Extract each line from the entries below that has the string "waveform" in it.
··· RECORDED DATA ···
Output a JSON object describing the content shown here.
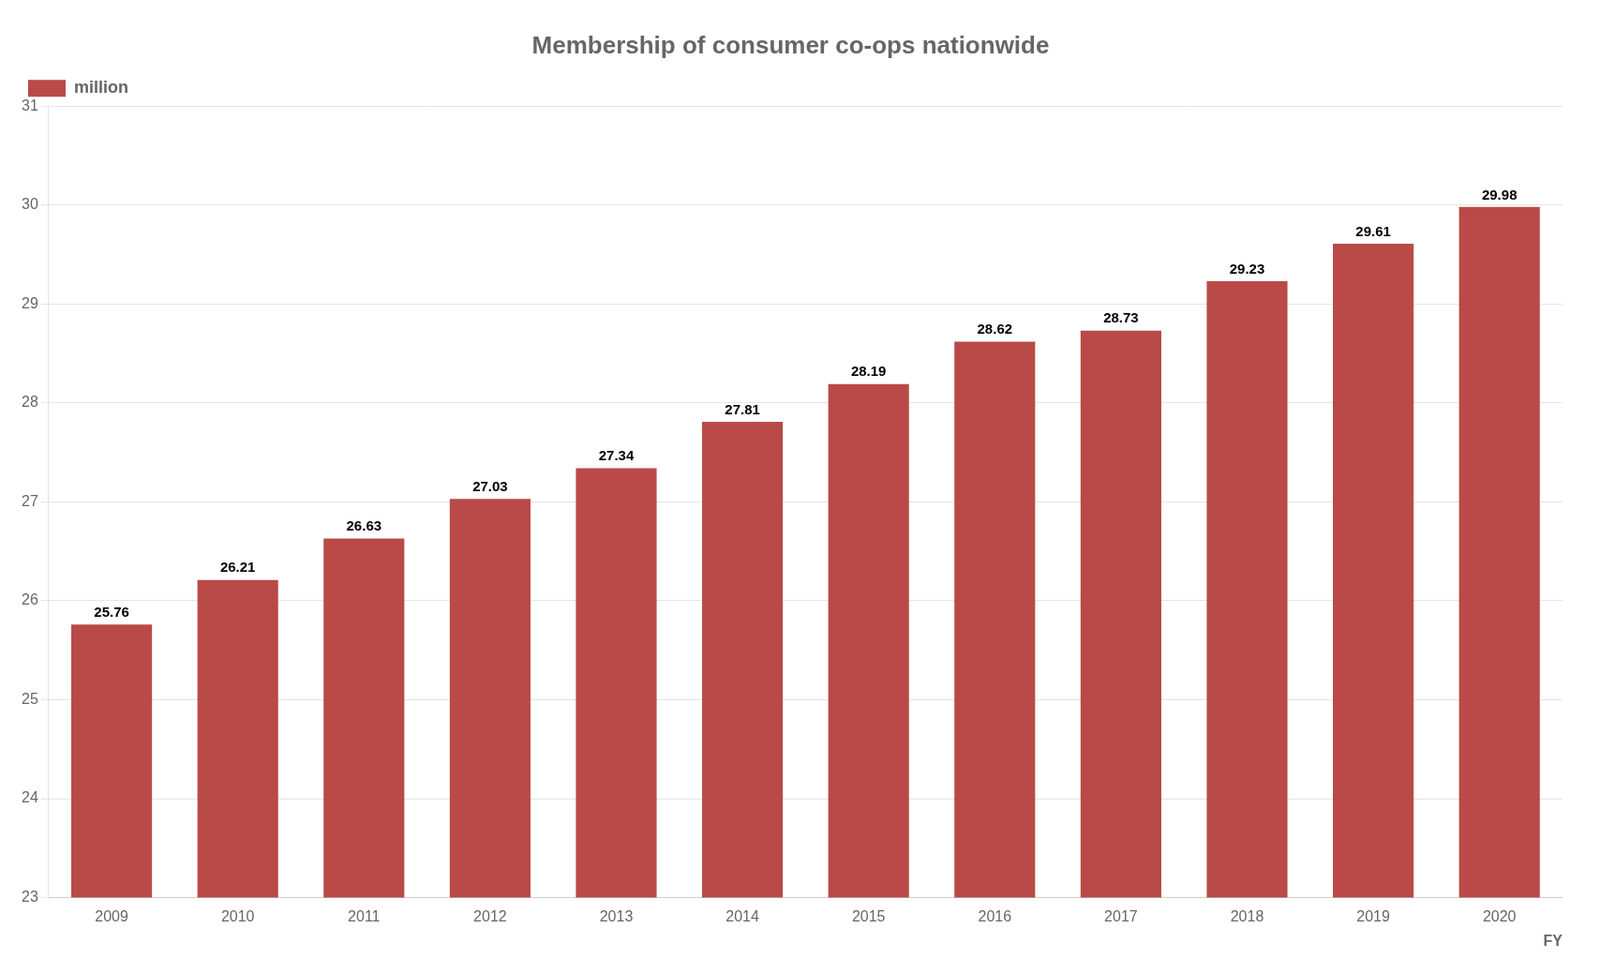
{
  "chart_data": {
    "type": "bar",
    "title": "Membership of consumer co-ops nationwide",
    "xlabel": "FY",
    "categories": [
      "2009",
      "2010",
      "2011",
      "2012",
      "2013",
      "2014",
      "2015",
      "2016",
      "2017",
      "2018",
      "2019",
      "2020"
    ],
    "series": [
      {
        "name": "million",
        "color": "#b94a48",
        "values": [
          25.76,
          26.21,
          26.63,
          27.03,
          27.34,
          27.81,
          28.19,
          28.62,
          28.73,
          29.23,
          29.61,
          29.98
        ]
      }
    ],
    "ylim": [
      23,
      31
    ],
    "yticks": [
      23,
      24,
      25,
      26,
      27,
      28,
      29,
      30,
      31
    ],
    "grid": true,
    "legend": "upper left",
    "data_labels": true
  }
}
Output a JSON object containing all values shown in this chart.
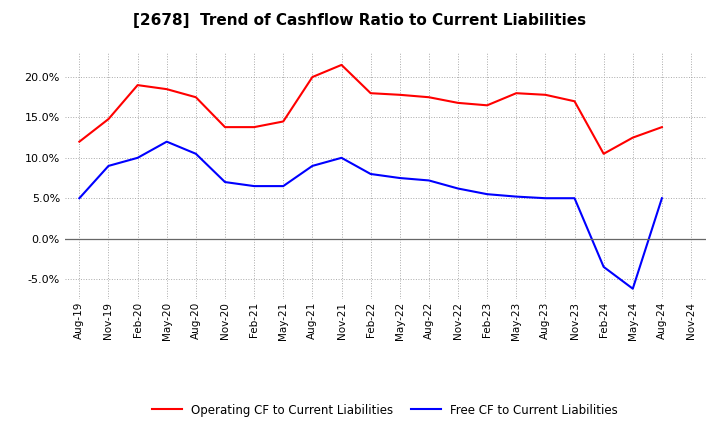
{
  "title": "[2678]  Trend of Cashflow Ratio to Current Liabilities",
  "x_labels": [
    "Aug-19",
    "Nov-19",
    "Feb-20",
    "May-20",
    "Aug-20",
    "Nov-20",
    "Feb-21",
    "May-21",
    "Aug-21",
    "Nov-21",
    "Feb-22",
    "May-22",
    "Aug-22",
    "Nov-22",
    "Feb-23",
    "May-23",
    "Aug-23",
    "Nov-23",
    "Feb-24",
    "May-24",
    "Aug-24",
    "Nov-24"
  ],
  "operating_cf": [
    12.0,
    14.8,
    19.0,
    18.5,
    17.5,
    13.8,
    13.8,
    14.5,
    20.0,
    21.5,
    18.0,
    17.8,
    17.5,
    16.8,
    16.5,
    18.0,
    17.8,
    17.0,
    10.5,
    12.5,
    13.8,
    null
  ],
  "free_cf": [
    5.0,
    9.0,
    10.0,
    12.0,
    10.5,
    7.0,
    6.5,
    6.5,
    9.0,
    10.0,
    8.0,
    7.5,
    7.2,
    6.2,
    5.5,
    5.2,
    5.0,
    5.0,
    null,
    null,
    null,
    null
  ],
  "free_cf_extended": [
    5.0,
    9.0,
    10.0,
    12.0,
    10.5,
    7.0,
    6.5,
    6.5,
    9.0,
    10.0,
    8.0,
    7.5,
    7.2,
    6.2,
    5.5,
    5.2,
    5.0,
    5.0,
    -3.5,
    -6.2,
    5.0,
    null
  ],
  "operating_color": "#ff0000",
  "free_color": "#0000ff",
  "ylim": [
    -7.5,
    23.0
  ],
  "yticks": [
    -5.0,
    0.0,
    5.0,
    10.0,
    15.0,
    20.0
  ],
  "legend_operating": "Operating CF to Current Liabilities",
  "legend_free": "Free CF to Current Liabilities",
  "bg_color": "#ffffff",
  "grid_color": "#aaaaaa"
}
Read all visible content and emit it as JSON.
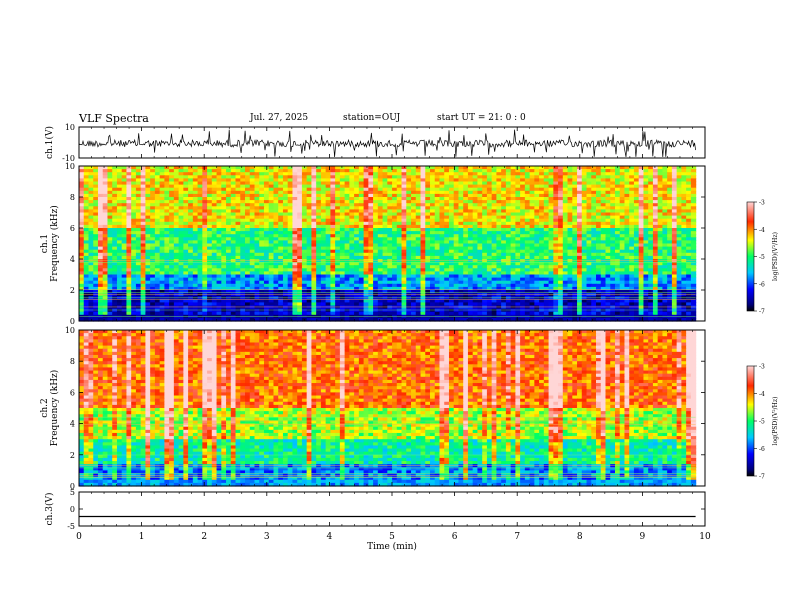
{
  "header": {
    "title": "VLF Spectra",
    "date": "Jul. 27, 2025",
    "station": "station=OUJ",
    "start": "start UT =  21: 0 : 0"
  },
  "chart_data": [
    {
      "type": "line",
      "panel": "ch1-waveform",
      "ylabel": "ch.1(V)",
      "ylim": [
        -10,
        10
      ],
      "yticks": [
        "10",
        "-10"
      ],
      "xlim": [
        0,
        10
      ]
    },
    {
      "type": "heatmap",
      "panel": "ch1-spectrogram",
      "ylabel_line1": "ch.1",
      "ylabel_line2": "Frequency (kHz)",
      "ylim": [
        0,
        10
      ],
      "yticks": [
        "0",
        "2",
        "4",
        "6",
        "8",
        "10"
      ],
      "xlim": [
        0,
        9.85
      ],
      "colorbar": {
        "label": "log(PSD)(V²/Hz)",
        "min": -7,
        "max": -3,
        "ticks": [
          "-3",
          "-4",
          "-5",
          "-6",
          "-7"
        ]
      }
    },
    {
      "type": "heatmap",
      "panel": "ch2-spectrogram",
      "ylabel_line1": "ch.2",
      "ylabel_line2": "Frequency (kHz)",
      "ylim": [
        0,
        10
      ],
      "yticks": [
        "0",
        "2",
        "4",
        "6",
        "8",
        "10"
      ],
      "xlim": [
        0,
        9.85
      ],
      "colorbar": {
        "label": "log(PSD)(V²/Hz)",
        "min": -7,
        "max": -3,
        "ticks": [
          "-3",
          "-4",
          "-5",
          "-6",
          "-7"
        ]
      }
    },
    {
      "type": "line",
      "panel": "ch3-waveform",
      "ylabel": "ch.3(V)",
      "ylim": [
        -5,
        5
      ],
      "yticks": [
        "5",
        "0",
        "-5"
      ],
      "xlim": [
        0,
        10
      ],
      "x": [
        0,
        9.85
      ],
      "y": [
        -2.2,
        -2.2
      ]
    }
  ],
  "xaxis": {
    "label": "Time (min)",
    "ticks": [
      "0",
      "1",
      "2",
      "3",
      "4",
      "5",
      "6",
      "7",
      "8",
      "9",
      "10"
    ]
  }
}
···
[OUTPUT BELOW]
      "panel": "ch1-waveform",
      "panel": "ch3-waveform",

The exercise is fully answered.